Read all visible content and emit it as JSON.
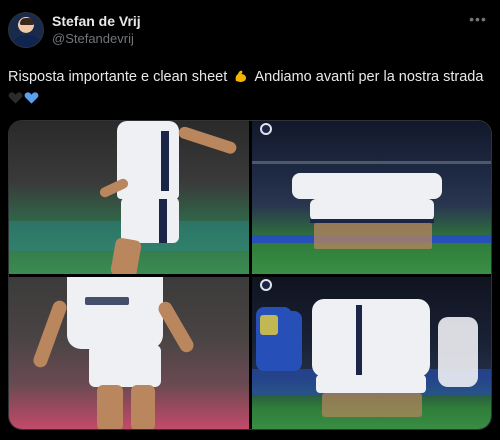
{
  "author": {
    "name": "Stefan de Vrij",
    "handle": "@Stefandevrij"
  },
  "more_icon": "more-horizontal-icon",
  "tweet": {
    "text_part1": "Risposta importante e clean sheet",
    "text_part2": "Andiamo avanti per la nostra strada",
    "emoji_1": "flexed-biceps",
    "emoji_2": "black-heart",
    "emoji_3": "blue-heart"
  },
  "media": {
    "count": 4,
    "photos": [
      {
        "subject": "player-kicking-ball"
      },
      {
        "subject": "team-photo"
      },
      {
        "subject": "player-close-up"
      },
      {
        "subject": "team-celebration"
      }
    ]
  },
  "colors": {
    "background": "#000000",
    "text_primary": "#e7e9ea",
    "text_secondary": "#71767b",
    "border": "#2f3336",
    "heart_blue": "#5aa0f0"
  }
}
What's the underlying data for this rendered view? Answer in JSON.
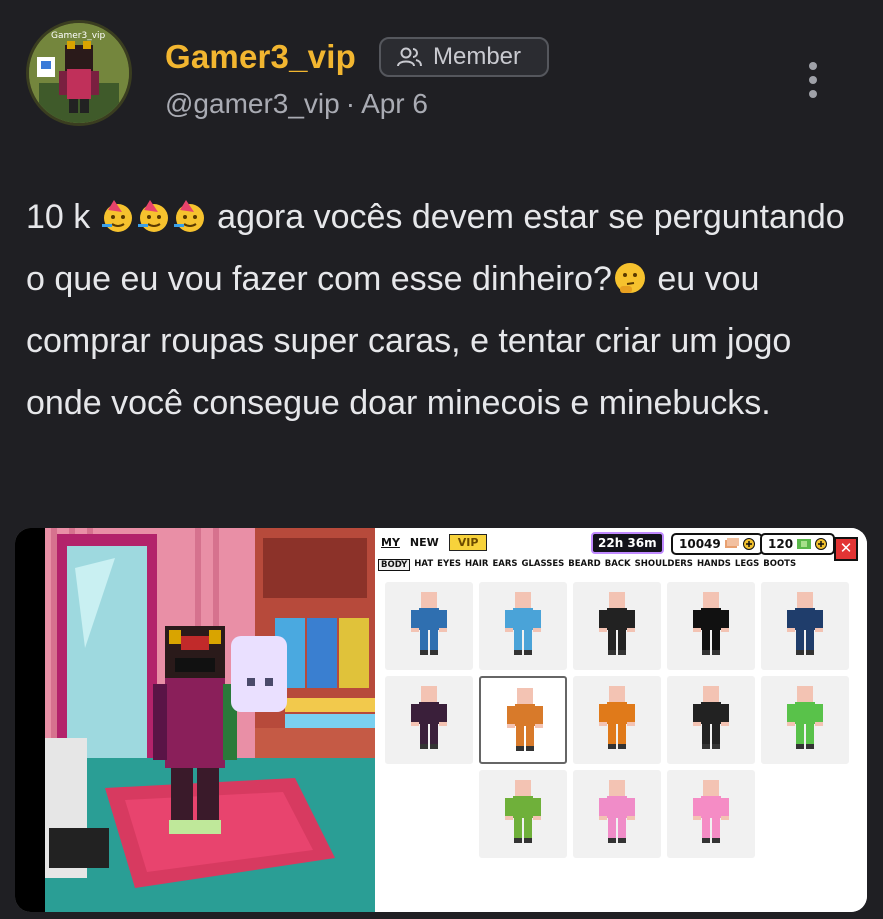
{
  "post": {
    "author": {
      "display_name": "Gamer3_vip",
      "handle": "@gamer3_vip",
      "avatar_tag": "Gamer3_vip",
      "badge": "Member",
      "badge_icon": "users-icon"
    },
    "separator": "·",
    "date": "Apr 6",
    "menu_icon": "more-vertical-icon",
    "text_parts": {
      "p1": "10 k",
      "p2": "agora vocês devem estar se perguntando o que eu vou fazer com esse dinheiro?",
      "p3": "eu vou comprar roupas super caras, e tentar criar um jogo onde você consegue doar minecois e minebucks."
    },
    "emojis": [
      "partying-face-emoji",
      "partying-face-emoji",
      "partying-face-emoji",
      "thinking-face-emoji"
    ]
  },
  "shop": {
    "tabs": [
      "MY",
      "NEW",
      "VIP"
    ],
    "timer": "22h 36m",
    "coins": "10049",
    "bucks": "120",
    "close_icon": "close-icon",
    "close_label": "✕",
    "categories": [
      "BODY",
      "HAT",
      "EYES",
      "HAIR",
      "EARS",
      "GLASSES",
      "BEARD",
      "BACK",
      "SHOULDERS",
      "HANDS",
      "LEGS",
      "BOOTS"
    ],
    "selected_category": "BODY",
    "outfit_colors": [
      "#2f6fb0",
      "#4aa3d8",
      "#222222",
      "#111111",
      "#1f3d6b",
      "#3a1f3a",
      "#d87a2a",
      "#e07a1a",
      "#222222",
      "#59c24a",
      "#6fb03a",
      "#f08cc8",
      "#f58cc5"
    ],
    "selected_item": 6
  }
}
┄┄┄┄┄┄┄┄┄┄┄┄┄┄┄┄┄┄┄┄
> **Given exercise**
Scan the material above. Extract every line in which the word "more" occurs.

> **Response below**
  "more_icon": "more-horizontal-icon",
    "menu_icon": "more-vertical-icon",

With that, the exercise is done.